<<<<

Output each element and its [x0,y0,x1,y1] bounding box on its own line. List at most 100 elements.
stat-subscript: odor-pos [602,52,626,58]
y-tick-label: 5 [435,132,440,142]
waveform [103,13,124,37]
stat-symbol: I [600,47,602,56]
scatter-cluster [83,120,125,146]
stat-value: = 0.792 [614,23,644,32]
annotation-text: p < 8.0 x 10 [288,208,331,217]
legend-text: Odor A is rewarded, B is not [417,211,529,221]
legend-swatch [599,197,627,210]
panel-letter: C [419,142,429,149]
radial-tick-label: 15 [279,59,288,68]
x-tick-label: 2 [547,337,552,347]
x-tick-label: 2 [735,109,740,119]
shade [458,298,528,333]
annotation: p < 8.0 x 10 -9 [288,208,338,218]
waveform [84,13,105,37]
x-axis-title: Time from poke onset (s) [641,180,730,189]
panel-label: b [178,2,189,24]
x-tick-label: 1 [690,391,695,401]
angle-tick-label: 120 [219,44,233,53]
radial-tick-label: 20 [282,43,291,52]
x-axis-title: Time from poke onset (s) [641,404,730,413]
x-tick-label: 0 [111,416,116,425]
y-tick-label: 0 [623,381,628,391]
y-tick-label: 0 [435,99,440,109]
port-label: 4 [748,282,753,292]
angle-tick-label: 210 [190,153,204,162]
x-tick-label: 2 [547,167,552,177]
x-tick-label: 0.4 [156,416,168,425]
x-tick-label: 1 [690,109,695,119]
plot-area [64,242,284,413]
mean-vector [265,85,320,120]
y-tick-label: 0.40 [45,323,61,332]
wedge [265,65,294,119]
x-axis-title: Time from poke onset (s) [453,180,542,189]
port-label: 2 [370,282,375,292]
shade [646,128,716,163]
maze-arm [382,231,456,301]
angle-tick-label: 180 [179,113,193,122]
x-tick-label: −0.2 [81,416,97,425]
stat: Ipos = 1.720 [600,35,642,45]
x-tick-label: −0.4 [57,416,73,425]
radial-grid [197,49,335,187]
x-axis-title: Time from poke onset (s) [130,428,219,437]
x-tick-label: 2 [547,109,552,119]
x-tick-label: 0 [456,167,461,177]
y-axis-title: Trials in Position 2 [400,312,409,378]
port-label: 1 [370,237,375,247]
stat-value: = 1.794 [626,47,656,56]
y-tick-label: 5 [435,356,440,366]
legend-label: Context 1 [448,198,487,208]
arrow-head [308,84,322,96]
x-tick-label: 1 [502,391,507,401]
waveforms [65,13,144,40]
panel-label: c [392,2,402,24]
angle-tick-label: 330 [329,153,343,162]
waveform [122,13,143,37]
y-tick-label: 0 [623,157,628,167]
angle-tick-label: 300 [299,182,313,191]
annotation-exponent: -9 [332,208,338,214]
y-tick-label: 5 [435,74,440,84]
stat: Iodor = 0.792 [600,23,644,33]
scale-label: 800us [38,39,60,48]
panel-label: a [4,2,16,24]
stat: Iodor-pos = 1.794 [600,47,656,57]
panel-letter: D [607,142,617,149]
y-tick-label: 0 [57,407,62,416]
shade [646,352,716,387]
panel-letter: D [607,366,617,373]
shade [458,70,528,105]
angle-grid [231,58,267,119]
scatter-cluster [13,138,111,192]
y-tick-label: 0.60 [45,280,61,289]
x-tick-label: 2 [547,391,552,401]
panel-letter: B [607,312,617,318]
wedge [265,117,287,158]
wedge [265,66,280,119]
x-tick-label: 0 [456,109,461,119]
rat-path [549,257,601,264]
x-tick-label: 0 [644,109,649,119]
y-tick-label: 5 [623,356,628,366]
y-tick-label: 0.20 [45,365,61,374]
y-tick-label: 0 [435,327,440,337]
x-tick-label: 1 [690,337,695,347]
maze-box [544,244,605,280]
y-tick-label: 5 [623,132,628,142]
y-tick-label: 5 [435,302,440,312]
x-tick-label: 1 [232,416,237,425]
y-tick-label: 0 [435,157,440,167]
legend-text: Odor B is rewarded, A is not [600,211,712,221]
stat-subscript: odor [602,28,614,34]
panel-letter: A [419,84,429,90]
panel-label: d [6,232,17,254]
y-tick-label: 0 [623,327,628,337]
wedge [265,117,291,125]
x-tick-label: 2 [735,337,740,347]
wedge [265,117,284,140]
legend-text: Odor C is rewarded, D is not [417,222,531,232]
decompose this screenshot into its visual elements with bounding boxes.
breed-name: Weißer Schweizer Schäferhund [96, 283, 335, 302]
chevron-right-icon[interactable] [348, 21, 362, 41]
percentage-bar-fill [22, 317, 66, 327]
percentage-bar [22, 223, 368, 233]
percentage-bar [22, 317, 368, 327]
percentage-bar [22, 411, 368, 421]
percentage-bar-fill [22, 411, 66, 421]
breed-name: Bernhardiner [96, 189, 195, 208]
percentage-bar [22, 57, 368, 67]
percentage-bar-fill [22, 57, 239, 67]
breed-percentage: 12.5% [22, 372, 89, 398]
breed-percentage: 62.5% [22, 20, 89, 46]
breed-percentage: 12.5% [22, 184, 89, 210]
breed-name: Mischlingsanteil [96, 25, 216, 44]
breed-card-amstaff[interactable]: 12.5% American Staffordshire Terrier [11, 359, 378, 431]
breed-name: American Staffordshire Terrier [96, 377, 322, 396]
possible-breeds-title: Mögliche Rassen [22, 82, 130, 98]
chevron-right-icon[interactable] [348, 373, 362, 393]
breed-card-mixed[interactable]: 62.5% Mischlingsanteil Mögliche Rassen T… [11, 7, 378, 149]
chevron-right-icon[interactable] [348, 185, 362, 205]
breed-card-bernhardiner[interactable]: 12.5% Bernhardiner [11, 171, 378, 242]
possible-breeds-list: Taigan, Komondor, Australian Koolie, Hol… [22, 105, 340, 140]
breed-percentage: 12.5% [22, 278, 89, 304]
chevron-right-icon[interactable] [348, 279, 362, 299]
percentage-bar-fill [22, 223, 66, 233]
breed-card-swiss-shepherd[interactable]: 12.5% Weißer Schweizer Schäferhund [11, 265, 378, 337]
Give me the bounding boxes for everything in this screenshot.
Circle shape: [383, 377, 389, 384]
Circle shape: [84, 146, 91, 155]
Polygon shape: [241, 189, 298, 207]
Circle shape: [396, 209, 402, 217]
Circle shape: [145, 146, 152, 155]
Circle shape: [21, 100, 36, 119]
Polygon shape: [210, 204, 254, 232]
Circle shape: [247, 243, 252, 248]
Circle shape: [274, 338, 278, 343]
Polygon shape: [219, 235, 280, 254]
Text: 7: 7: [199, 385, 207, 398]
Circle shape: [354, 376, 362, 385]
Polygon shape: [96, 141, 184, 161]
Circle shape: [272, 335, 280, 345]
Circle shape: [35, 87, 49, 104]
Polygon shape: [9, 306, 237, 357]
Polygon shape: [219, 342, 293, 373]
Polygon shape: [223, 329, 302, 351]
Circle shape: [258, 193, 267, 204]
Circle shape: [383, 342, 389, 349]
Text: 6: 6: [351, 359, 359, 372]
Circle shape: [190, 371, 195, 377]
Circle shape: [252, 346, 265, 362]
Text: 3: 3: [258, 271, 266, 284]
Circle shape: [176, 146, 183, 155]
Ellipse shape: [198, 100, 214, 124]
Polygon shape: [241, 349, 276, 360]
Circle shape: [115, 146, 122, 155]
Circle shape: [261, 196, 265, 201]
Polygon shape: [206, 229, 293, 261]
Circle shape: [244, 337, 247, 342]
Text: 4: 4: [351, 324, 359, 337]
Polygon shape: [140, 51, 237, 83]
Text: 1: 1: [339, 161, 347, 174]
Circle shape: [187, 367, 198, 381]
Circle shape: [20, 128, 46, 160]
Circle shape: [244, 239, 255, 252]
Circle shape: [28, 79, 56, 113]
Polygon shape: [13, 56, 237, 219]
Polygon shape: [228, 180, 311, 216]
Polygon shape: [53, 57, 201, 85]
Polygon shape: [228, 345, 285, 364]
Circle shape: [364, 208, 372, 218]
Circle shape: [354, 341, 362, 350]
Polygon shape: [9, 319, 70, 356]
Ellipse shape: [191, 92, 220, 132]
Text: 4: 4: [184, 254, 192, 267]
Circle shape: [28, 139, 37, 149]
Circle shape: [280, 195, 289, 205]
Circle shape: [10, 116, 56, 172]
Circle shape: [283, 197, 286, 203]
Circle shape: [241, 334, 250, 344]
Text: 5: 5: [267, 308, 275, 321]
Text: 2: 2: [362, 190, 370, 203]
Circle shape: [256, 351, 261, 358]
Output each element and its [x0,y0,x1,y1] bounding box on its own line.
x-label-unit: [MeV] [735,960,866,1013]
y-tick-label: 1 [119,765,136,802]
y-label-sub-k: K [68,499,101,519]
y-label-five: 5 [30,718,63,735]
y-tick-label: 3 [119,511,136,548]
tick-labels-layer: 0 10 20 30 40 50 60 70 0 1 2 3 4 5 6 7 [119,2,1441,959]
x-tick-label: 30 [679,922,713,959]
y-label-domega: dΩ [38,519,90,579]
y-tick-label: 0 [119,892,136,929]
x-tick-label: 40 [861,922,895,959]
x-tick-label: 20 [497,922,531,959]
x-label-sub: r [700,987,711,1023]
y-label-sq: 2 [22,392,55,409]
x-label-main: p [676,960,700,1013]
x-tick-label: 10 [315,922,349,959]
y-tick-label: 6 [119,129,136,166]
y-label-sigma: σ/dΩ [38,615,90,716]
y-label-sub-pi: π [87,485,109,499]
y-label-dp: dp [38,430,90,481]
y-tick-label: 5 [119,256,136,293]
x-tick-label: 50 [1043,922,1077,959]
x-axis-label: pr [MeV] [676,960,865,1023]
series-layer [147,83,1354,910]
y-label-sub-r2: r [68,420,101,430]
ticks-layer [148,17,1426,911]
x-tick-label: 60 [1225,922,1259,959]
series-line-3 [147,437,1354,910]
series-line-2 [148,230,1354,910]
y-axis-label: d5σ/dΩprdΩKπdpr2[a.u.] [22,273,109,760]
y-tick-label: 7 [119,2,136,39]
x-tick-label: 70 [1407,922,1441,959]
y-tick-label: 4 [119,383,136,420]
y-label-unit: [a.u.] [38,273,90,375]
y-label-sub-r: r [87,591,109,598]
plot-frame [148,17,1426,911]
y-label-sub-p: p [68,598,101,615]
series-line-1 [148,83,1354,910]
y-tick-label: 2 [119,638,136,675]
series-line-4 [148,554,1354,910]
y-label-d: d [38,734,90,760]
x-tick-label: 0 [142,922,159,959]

>>>>

# Written task
Copy the records word for word, from the very first line through the line with "angle-tick-label: 120 [219,44,233,53]".

# Final answer
Output each element and its [x0,y0,x1,y1] bounding box on its own line. List at most 100 elements.
stat-subscript: odor-pos [602,52,626,58]
y-tick-label: 5 [435,132,440,142]
waveform [103,13,124,37]
stat-symbol: I [600,47,602,56]
scatter-cluster [83,120,125,146]
stat-value: = 0.792 [614,23,644,32]
annotation-text: p < 8.0 x 10 [288,208,331,217]
legend-text: Odor A is rewarded, B is not [417,211,529,221]
legend-swatch [599,197,627,210]
panel-letter: C [419,142,429,149]
radial-tick-label: 15 [279,59,288,68]
x-tick-label: 2 [547,337,552,347]
x-tick-label: 2 [735,109,740,119]
shade [458,298,528,333]
annotation: p < 8.0 x 10 -9 [288,208,338,218]
waveform [84,13,105,37]
x-axis-title: Time from poke onset (s) [641,180,730,189]
panel-label: b [178,2,189,24]
x-tick-label: 1 [690,391,695,401]
angle-tick-label: 120 [219,44,233,53]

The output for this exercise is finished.